Written request A = Recast everything from the start of the records down to the line containing "data-label: $90.7K xyxy=(157,592,224,615)" as a Markdown table with the columns "Row" and "Line", leaving out blank lines.

Document =
-.-.-

We think this works best for enterprises with dedicated IT resources who can invest time in setup. The AI features pay off once you’re past initial configuration. MacBook support has gaps with newer OS versions, something to verify if Apple devices dominate your fleet.
ManageEngine Mobile Device Manager Plus is an MDM solution covering device, app, and security management across one of the broadest device ranges in its category. It targets enterprises needing extensive control over large, mixed-OS fleets, with a free tier available for smaller teams managing up to 25 devices.
Deep Control Across Every Layer of Device Management
We found the remote troubleshooting capability is where this platform earns its place in enterprise environments. You get full unattended access, screen viewing, chat, restart, wipe, and shutdown from a single console, which cuts resolution time significantly compared to tools that require physical access or separate remote support software.
App management goes beyond basic distribution. Kiosk Mode locks devices to authorized apps only, and work/personal app separation keeps corporate data containerized without restricting personal use. The drag-and-drop report builder lets you schedule automated reports in PDF, CSV, and XLS formats without writing queries or involving a developer.

-.-.-

Written request B = Give again everything in the device management review from "We think this" down to "dominate your fleet.", word for word.

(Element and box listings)

-.-.-

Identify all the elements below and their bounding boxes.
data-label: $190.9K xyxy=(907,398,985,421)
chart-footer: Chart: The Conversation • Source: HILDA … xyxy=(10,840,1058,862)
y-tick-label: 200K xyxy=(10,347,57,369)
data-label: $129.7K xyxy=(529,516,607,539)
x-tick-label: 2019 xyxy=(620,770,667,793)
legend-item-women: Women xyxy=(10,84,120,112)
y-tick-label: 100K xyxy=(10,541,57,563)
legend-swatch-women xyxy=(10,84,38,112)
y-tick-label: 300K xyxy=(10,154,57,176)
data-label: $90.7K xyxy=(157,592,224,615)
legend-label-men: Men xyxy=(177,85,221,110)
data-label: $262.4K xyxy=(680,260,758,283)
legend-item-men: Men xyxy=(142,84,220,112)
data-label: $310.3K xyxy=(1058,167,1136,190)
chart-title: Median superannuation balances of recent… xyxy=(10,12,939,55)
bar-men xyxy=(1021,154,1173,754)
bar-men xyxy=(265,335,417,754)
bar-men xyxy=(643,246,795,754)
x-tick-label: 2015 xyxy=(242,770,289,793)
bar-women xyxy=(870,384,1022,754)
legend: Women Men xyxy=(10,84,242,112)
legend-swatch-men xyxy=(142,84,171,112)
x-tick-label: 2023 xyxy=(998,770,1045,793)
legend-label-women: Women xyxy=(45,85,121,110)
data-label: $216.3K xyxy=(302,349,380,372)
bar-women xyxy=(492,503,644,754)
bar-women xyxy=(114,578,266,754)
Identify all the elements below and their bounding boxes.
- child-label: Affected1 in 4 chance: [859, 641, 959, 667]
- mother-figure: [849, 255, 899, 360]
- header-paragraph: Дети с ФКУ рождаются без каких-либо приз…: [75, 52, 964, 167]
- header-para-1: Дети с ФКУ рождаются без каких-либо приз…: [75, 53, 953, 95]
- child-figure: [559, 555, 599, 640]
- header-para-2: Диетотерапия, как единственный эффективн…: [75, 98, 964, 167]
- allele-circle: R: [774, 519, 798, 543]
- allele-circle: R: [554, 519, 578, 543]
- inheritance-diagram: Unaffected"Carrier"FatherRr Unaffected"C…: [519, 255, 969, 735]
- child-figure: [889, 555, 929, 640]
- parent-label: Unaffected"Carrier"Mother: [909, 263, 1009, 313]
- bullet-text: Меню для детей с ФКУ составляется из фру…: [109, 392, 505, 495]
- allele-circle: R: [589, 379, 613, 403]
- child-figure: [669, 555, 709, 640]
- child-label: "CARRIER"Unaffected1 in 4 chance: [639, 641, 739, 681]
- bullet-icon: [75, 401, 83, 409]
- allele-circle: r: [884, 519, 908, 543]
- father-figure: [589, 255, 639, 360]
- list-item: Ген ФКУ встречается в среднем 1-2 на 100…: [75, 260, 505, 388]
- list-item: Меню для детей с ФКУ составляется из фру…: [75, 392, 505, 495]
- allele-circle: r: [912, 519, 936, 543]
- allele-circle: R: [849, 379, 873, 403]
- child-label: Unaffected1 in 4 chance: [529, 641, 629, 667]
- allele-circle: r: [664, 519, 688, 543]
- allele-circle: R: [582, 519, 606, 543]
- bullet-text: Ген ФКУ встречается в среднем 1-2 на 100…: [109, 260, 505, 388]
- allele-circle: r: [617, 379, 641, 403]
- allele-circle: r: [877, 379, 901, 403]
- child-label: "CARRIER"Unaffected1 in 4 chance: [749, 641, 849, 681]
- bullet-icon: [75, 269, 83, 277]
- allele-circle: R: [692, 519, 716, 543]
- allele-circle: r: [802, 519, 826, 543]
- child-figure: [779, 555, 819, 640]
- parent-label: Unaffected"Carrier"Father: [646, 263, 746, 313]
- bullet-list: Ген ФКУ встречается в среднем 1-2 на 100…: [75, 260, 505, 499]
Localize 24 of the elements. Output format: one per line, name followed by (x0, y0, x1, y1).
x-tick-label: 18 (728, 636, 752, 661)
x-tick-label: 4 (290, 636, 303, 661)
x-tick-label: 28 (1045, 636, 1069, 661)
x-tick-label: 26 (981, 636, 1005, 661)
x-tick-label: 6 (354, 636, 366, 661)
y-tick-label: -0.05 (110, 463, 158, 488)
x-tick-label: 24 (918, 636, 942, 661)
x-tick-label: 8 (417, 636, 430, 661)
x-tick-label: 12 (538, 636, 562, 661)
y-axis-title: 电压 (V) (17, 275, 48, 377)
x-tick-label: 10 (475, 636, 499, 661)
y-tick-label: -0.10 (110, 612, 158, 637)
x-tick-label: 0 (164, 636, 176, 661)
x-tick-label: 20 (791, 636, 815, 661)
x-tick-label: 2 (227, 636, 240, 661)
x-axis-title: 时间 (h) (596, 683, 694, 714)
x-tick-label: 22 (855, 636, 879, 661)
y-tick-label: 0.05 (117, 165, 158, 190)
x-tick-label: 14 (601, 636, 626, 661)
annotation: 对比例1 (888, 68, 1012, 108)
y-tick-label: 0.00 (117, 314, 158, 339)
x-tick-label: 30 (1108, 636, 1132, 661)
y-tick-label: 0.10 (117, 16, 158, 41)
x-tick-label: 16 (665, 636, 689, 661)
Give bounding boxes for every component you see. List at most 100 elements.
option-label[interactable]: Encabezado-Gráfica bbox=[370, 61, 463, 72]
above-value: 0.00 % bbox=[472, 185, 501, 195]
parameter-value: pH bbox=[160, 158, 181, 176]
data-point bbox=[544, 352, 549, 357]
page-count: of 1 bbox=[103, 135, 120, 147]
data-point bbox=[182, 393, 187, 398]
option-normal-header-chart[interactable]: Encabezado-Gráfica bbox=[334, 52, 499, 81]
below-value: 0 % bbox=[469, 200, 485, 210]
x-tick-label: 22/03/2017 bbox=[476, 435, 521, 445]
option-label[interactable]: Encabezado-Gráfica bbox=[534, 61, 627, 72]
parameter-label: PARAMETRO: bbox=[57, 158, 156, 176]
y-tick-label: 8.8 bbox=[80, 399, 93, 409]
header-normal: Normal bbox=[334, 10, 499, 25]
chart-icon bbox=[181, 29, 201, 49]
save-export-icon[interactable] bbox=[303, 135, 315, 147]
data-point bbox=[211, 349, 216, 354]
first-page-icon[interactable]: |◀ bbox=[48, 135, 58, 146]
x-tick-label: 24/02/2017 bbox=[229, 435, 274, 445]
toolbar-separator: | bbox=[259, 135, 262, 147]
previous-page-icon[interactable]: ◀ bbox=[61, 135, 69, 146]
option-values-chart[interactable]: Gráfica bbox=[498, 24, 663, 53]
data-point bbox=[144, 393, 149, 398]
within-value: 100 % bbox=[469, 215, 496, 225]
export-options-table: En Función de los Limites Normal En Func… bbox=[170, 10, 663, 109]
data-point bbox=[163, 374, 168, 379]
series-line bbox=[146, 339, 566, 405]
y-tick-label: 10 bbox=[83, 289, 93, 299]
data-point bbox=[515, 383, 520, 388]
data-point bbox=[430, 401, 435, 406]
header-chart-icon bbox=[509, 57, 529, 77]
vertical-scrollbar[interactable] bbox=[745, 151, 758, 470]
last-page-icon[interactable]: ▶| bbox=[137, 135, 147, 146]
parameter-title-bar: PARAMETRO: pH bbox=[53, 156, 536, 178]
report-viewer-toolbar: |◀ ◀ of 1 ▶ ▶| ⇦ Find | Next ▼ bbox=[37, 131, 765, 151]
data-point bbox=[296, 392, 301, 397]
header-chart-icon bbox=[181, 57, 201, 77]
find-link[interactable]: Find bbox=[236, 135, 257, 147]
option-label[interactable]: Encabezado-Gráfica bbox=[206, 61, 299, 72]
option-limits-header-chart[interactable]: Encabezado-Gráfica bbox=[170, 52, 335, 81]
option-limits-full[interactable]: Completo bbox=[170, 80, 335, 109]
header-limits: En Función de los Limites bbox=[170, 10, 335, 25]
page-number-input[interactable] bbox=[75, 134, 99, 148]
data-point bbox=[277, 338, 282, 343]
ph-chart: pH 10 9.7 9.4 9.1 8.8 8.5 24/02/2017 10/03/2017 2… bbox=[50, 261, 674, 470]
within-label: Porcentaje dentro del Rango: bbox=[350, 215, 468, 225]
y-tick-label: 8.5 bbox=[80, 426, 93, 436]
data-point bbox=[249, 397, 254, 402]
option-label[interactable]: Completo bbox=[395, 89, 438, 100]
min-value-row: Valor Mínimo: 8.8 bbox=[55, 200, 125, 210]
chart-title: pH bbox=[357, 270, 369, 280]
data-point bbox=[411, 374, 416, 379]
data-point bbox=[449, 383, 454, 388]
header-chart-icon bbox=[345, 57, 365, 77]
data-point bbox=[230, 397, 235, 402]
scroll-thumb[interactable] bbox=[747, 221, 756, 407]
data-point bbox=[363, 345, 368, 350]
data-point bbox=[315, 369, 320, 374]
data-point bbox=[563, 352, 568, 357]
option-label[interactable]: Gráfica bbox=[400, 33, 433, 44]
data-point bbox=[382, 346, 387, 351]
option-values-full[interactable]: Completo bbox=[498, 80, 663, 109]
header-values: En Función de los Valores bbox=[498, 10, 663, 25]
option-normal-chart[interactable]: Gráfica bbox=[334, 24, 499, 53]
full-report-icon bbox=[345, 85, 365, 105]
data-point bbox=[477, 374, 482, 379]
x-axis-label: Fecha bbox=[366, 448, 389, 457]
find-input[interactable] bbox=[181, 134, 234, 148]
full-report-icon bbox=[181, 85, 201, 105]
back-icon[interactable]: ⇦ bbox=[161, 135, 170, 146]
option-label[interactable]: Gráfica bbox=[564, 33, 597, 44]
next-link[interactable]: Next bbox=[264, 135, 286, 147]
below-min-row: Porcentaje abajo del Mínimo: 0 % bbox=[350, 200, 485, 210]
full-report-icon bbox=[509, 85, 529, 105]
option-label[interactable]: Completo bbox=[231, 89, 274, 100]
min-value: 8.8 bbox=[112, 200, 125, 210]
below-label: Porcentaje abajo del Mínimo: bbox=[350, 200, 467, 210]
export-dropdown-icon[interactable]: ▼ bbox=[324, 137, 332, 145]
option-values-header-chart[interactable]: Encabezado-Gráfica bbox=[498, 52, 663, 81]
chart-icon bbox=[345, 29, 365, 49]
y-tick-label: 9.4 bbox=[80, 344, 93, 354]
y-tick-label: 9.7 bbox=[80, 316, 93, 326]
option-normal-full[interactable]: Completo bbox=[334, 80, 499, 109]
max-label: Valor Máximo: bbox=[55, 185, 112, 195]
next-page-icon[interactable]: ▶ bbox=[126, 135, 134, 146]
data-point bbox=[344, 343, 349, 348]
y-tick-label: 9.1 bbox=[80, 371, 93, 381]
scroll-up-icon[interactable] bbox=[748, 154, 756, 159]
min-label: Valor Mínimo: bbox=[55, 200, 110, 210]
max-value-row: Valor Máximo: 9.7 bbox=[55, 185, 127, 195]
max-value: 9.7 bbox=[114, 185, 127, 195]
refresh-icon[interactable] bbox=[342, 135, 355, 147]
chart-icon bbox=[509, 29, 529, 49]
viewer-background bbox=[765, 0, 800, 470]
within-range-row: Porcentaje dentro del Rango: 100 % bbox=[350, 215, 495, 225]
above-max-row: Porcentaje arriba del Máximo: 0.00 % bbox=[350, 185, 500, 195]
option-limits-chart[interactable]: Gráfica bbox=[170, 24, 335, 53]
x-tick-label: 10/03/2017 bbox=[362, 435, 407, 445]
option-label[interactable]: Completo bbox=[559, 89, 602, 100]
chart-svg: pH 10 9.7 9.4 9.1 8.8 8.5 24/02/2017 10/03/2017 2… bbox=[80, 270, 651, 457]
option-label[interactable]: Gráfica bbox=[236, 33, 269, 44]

-.-.-

Worked answer A =
| Row | Line |
|---|---|
| 1 | Identify all the elements below and their bounding boxes. |
| 2 | data-label: $190.9K xyxy=(907,398,985,421) |
| 3 | chart-footer: Chart: The Conversation • Source: HILDA … xyxy=(10,840,1058,862) |
| 4 | y-tick-label: 200K xyxy=(10,347,57,369) |
| 5 | data-label: $129.7K xyxy=(529,516,607,539) |
| 6 | x-tick-label: 2019 xyxy=(620,770,667,793) |
| 7 | legend-item-women: Women xyxy=(10,84,120,112) |
| 8 | y-tick-label: 100K xyxy=(10,541,57,563) |
| 9 | legend-swatch-women xyxy=(10,84,38,112) |
| 10 | y-tick-label: 300K xyxy=(10,154,57,176) |
| 11 | data-label: $90.7K xyxy=(157,592,224,615) |

Worked answer B =
We think this works best for enterprises with dedicated IT resources who can invest time in setup. The AI features pay off once you’re past initial configuration. MacBook support has gaps with newer OS versions, something to verify if Apple devices dominate your fleet.